**Exercise requirements**
Search the listing below for the string "left" and show each line that contains it.

**Supplied entries**
____________________

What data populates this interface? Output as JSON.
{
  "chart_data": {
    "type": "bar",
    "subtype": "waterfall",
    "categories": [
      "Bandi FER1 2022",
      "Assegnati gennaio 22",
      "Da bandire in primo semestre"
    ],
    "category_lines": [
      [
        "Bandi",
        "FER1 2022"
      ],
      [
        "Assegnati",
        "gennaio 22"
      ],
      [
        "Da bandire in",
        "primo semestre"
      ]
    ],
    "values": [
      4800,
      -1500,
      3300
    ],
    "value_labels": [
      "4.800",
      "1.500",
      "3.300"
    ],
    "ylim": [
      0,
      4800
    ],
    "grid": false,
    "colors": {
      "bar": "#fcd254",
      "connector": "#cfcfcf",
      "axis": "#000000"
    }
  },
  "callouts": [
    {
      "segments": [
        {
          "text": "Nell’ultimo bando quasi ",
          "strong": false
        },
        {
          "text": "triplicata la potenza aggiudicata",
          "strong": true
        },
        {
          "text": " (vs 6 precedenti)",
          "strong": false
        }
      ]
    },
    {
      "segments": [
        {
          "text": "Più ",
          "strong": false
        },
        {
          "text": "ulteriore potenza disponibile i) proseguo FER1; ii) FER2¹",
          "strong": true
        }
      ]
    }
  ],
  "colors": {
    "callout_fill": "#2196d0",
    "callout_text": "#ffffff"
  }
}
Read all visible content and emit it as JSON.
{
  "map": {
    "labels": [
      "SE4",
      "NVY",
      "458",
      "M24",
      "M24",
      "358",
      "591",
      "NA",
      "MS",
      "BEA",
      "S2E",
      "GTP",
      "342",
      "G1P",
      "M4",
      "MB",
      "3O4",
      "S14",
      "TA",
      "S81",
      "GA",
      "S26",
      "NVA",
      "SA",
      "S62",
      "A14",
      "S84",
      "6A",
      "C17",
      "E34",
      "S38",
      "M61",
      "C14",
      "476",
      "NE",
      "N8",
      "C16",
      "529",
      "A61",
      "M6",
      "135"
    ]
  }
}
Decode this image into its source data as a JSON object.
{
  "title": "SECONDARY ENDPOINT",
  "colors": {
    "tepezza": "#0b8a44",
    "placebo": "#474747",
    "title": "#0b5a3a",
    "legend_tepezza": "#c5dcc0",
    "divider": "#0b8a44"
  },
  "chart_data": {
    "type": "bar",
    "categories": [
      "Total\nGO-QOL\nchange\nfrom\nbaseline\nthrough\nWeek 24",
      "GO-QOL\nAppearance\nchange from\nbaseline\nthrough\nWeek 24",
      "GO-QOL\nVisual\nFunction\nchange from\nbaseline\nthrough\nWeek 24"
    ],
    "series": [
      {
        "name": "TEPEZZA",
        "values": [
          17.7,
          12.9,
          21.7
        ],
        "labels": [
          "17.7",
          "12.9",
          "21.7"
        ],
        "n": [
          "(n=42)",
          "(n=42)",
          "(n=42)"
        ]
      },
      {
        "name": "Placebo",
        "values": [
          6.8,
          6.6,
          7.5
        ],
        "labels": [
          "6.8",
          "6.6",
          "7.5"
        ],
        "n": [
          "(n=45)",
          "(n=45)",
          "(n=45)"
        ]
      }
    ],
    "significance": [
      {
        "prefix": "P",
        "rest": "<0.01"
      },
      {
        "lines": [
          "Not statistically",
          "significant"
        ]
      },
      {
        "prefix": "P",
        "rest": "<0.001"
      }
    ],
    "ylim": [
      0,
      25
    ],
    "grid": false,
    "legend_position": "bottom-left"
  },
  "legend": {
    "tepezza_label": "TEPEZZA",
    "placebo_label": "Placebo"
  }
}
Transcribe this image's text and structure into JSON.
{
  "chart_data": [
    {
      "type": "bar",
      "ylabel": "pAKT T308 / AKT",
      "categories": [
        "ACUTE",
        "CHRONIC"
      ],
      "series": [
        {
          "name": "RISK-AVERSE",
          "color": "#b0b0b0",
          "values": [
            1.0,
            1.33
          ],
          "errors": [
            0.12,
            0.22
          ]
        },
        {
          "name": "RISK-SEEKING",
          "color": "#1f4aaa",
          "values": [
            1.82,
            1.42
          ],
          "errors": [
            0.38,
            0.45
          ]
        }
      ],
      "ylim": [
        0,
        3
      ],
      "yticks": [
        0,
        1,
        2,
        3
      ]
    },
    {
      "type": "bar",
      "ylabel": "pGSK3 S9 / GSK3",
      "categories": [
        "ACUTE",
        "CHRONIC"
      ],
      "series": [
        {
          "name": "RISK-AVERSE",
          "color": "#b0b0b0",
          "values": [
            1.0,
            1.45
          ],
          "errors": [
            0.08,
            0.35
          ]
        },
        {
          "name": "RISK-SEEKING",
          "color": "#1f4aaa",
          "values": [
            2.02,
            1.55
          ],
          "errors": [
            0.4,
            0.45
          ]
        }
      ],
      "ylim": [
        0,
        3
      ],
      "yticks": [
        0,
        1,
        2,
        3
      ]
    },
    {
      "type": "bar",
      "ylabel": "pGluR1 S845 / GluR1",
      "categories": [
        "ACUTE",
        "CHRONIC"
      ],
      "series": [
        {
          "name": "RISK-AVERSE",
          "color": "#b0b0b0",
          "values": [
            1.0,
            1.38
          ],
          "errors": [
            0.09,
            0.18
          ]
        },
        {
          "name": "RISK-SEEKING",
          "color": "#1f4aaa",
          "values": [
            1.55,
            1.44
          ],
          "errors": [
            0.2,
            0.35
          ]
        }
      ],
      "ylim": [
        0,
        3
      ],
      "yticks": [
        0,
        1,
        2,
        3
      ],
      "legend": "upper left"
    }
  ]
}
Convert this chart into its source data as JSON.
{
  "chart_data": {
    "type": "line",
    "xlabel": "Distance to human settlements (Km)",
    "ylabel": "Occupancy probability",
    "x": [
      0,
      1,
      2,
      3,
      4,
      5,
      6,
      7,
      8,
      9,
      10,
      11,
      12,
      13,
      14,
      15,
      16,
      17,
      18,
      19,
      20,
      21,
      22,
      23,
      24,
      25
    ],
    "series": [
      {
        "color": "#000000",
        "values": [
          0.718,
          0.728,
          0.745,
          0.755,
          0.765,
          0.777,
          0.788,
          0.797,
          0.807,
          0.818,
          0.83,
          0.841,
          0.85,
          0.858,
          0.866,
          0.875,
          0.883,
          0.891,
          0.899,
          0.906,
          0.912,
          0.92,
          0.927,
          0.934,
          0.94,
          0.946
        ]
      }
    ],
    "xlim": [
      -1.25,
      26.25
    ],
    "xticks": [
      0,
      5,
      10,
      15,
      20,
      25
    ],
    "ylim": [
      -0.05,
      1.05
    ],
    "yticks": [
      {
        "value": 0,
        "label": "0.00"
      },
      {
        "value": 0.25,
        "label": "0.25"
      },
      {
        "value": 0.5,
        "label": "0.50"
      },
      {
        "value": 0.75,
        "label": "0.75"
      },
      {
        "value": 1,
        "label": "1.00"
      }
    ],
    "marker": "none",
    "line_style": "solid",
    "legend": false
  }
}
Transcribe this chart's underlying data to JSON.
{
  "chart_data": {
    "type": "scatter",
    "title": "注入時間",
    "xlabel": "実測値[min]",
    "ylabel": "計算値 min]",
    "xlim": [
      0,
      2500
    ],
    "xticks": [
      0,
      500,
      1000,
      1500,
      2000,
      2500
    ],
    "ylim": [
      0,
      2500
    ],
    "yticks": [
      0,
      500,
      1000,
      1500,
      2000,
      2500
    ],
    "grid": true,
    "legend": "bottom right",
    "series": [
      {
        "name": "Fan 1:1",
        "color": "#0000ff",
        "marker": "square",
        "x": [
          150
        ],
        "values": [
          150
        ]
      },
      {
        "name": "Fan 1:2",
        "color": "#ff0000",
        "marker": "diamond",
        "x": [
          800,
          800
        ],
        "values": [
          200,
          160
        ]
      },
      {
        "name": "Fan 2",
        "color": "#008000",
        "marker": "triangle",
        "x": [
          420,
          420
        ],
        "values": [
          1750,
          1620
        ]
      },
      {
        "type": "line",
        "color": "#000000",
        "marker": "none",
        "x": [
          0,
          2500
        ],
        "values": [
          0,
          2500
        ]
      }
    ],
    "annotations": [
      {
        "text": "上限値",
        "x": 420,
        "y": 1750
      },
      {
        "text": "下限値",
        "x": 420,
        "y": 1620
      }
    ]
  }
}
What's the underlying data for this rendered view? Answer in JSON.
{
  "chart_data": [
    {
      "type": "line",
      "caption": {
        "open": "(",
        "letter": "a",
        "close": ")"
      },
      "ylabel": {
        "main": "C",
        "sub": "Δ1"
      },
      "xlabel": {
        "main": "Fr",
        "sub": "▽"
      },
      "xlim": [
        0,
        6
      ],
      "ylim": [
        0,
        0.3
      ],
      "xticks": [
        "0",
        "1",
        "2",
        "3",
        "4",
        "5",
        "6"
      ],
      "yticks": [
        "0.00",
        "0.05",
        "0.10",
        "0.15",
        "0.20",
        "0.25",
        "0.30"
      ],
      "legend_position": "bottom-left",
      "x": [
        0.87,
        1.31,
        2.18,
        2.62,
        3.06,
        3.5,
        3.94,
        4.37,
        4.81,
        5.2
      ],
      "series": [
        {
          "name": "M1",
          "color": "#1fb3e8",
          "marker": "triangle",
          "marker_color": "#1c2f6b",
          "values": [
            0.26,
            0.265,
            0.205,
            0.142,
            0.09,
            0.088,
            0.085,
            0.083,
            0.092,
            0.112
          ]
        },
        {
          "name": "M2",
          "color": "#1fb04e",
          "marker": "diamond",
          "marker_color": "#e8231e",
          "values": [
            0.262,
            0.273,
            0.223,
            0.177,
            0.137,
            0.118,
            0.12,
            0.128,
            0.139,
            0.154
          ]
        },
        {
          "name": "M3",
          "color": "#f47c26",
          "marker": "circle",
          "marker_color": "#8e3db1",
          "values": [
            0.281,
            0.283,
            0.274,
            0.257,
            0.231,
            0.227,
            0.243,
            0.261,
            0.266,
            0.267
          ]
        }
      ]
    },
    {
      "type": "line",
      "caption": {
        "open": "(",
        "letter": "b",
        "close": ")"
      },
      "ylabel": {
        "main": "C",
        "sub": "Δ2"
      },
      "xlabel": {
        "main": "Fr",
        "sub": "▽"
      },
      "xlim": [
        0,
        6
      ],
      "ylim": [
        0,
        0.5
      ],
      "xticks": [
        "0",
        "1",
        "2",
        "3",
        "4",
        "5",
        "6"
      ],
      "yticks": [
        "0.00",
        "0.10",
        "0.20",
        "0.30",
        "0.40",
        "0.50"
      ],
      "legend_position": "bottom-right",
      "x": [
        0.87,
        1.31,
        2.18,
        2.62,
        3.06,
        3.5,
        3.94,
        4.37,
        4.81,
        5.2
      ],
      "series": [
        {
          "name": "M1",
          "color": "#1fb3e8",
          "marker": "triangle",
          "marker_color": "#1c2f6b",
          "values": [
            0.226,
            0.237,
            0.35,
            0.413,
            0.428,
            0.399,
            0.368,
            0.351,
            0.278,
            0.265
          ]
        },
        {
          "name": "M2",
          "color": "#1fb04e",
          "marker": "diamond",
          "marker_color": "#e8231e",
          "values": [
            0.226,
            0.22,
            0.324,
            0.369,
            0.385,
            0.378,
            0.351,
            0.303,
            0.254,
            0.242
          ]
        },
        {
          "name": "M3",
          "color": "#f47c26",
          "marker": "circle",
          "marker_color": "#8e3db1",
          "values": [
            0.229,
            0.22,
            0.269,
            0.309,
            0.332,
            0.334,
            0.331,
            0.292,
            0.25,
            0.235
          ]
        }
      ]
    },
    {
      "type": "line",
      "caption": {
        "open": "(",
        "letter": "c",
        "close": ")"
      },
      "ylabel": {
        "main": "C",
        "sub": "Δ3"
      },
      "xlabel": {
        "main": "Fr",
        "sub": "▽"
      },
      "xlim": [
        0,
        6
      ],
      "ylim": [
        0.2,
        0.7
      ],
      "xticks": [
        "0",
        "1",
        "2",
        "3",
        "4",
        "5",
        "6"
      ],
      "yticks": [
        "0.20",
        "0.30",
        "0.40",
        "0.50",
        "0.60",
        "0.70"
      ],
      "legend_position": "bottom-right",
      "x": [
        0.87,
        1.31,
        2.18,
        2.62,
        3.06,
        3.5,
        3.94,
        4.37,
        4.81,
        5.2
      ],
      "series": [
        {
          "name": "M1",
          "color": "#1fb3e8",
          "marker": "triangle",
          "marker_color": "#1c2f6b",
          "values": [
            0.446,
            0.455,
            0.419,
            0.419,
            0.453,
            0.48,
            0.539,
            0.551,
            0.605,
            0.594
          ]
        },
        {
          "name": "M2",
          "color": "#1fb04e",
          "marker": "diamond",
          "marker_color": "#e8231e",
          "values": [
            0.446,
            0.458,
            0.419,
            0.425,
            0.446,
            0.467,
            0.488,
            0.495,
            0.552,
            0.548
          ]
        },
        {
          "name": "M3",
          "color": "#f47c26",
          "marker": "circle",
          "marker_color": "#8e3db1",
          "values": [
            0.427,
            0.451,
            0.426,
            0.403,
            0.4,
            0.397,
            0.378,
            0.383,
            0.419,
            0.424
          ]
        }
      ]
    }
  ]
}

____________________

**Exercise result**
    "legend_position": "bottom-left"
      "legend": "upper left"
      "legend_position": "bottom-left",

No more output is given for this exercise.